WHAT NEEDS TO BE DONE:
Write out the listing word for word, from its first line down to the line containing "like-count: 1: [684, 849, 695, 868]", including both ends.

THE DATA:

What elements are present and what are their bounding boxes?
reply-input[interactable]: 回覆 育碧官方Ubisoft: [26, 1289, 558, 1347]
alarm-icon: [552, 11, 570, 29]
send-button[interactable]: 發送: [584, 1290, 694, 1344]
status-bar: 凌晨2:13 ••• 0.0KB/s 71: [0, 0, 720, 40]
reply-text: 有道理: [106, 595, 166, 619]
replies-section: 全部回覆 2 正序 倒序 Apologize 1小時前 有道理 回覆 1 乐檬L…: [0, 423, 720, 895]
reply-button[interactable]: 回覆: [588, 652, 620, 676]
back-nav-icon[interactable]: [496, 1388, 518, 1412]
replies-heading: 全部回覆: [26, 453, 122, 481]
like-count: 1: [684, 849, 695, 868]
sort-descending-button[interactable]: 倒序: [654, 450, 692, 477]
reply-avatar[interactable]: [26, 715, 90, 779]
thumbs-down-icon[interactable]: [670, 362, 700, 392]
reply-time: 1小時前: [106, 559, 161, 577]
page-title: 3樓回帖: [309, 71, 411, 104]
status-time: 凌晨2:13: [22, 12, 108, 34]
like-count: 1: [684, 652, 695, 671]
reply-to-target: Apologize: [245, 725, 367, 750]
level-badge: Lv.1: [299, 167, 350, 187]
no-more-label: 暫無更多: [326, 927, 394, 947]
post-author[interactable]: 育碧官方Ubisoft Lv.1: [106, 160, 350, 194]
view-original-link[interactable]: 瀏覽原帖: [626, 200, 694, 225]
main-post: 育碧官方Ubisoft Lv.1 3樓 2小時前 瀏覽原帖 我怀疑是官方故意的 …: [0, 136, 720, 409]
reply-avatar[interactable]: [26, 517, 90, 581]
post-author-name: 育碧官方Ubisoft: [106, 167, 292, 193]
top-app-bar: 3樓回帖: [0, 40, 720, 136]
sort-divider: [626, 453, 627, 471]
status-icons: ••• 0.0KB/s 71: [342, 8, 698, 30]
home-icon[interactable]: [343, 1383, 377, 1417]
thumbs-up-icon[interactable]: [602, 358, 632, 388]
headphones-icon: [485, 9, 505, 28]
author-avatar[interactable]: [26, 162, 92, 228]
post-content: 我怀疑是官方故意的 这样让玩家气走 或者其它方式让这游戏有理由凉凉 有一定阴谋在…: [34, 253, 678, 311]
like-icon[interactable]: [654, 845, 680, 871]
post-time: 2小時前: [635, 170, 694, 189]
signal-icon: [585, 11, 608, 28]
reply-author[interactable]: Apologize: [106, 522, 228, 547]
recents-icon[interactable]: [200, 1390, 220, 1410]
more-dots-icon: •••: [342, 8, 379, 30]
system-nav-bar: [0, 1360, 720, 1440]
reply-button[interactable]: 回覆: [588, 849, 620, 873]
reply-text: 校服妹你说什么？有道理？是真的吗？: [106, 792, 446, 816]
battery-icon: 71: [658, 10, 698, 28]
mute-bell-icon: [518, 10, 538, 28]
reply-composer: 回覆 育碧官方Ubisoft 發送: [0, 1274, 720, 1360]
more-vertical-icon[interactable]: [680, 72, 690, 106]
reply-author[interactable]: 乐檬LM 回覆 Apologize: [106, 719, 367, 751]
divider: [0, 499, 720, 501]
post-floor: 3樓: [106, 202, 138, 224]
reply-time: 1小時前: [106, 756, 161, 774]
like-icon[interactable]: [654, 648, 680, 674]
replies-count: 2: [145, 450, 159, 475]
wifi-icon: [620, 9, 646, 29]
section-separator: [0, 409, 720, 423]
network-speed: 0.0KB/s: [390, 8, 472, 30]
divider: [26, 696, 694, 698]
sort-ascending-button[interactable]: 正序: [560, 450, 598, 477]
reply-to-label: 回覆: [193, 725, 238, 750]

COMPLETED TASK:
What elements are present and what are their bounding boxes?
reply-input[interactable]: 回覆 育碧官方Ubisoft: [26, 1289, 558, 1347]
alarm-icon: [552, 11, 570, 29]
send-button[interactable]: 發送: [584, 1290, 694, 1344]
status-bar: 凌晨2:13 ••• 0.0KB/s 71: [0, 0, 720, 40]
reply-text: 有道理: [106, 595, 166, 619]
replies-section: 全部回覆 2 正序 倒序 Apologize 1小時前 有道理 回覆 1 乐檬L…: [0, 423, 720, 895]
reply-button[interactable]: 回覆: [588, 652, 620, 676]
back-nav-icon[interactable]: [496, 1388, 518, 1412]
replies-heading: 全部回覆: [26, 453, 122, 481]
like-count: 1: [684, 849, 695, 868]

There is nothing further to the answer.